▸ **Set problem**
Copy out every record below with complete accuracy.

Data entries
=====

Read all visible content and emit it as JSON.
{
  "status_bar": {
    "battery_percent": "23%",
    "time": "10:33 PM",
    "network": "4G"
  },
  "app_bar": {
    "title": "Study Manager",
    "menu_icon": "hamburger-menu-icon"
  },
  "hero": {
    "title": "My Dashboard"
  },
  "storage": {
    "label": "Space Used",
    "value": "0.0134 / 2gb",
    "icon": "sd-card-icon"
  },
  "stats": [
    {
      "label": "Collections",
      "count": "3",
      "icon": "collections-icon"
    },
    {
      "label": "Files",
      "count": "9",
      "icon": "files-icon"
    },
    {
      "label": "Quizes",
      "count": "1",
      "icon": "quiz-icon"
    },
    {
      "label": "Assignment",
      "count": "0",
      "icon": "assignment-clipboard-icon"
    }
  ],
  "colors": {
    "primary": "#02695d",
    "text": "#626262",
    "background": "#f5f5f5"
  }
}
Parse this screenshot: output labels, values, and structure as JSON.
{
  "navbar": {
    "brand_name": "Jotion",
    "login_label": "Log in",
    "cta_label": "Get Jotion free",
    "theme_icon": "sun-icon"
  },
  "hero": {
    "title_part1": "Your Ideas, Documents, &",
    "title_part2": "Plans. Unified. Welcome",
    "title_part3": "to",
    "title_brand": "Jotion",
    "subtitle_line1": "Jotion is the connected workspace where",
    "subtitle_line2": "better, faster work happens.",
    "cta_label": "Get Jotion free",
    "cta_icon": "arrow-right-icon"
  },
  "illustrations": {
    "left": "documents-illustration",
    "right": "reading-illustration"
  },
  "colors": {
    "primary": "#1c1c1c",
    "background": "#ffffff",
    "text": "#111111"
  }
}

=====

▸ **Reply to the exercise**
Read all visible content and emit it as JSON.
{
  "status_bar": {
    "battery_percent": "23%",
    "time": "10:33 PM",
    "network": "4G"
  },
  "app_bar": {
    "title": "Study Manager",
    "menu_icon": "hamburger-menu-icon"
  },
  "hero": {
    "title": "My Dashboard"
  },
  "storage": {
    "label": "Space Used",
    "value": "0.0134 / 2gb",
    "icon": "sd-card-icon"
  },
  "stats": [
    {
      "label": "Collections",
      "count": "3",
      "icon": "collections-icon"
    },
    {
      "label": "Files",
      "count": "9",
      "icon": "files-icon"
    },
    {
      "label": "Quizes",
      "count": "1",
      "icon": "quiz-icon"
    },
    {
      "label": "Assignment",
      "count": "0",
      "icon": "assignment-clipboard-icon"
    }
  ],
  "colors": {
    "primary": "#02695d",
    "text": "#626262",
    "background": "#f5f5f5"
  }
}
Parse this screenshot: output labels, values, and structure as JSON.
{
  "navbar": {
    "brand_name": "Jotion",
    "login_label": "Log in",
    "cta_label": "Get Jotion free",
    "theme_icon": "sun-icon"
  },
  "hero": {
    "title_part1": "Your Ideas, Documents, &",
    "title_part2": "Plans. Unified. Welcome",
    "title_part3": "to",
    "title_brand": "Jotion",
    "subtitle_line1": "Jotion is the connected workspace where",
    "subtitle_line2": "better, faster work happens.",
    "cta_label": "Get Jotion free",
    "cta_icon": "arrow-right-icon"
  },
  "illustrations": {
    "left": "documents-illustration",
    "right": "reading-illustration"
  },
  "colors": {
    "primary": "#1c1c1c",
    "background": "#ffffff",
    "text": "#111111"
  }
}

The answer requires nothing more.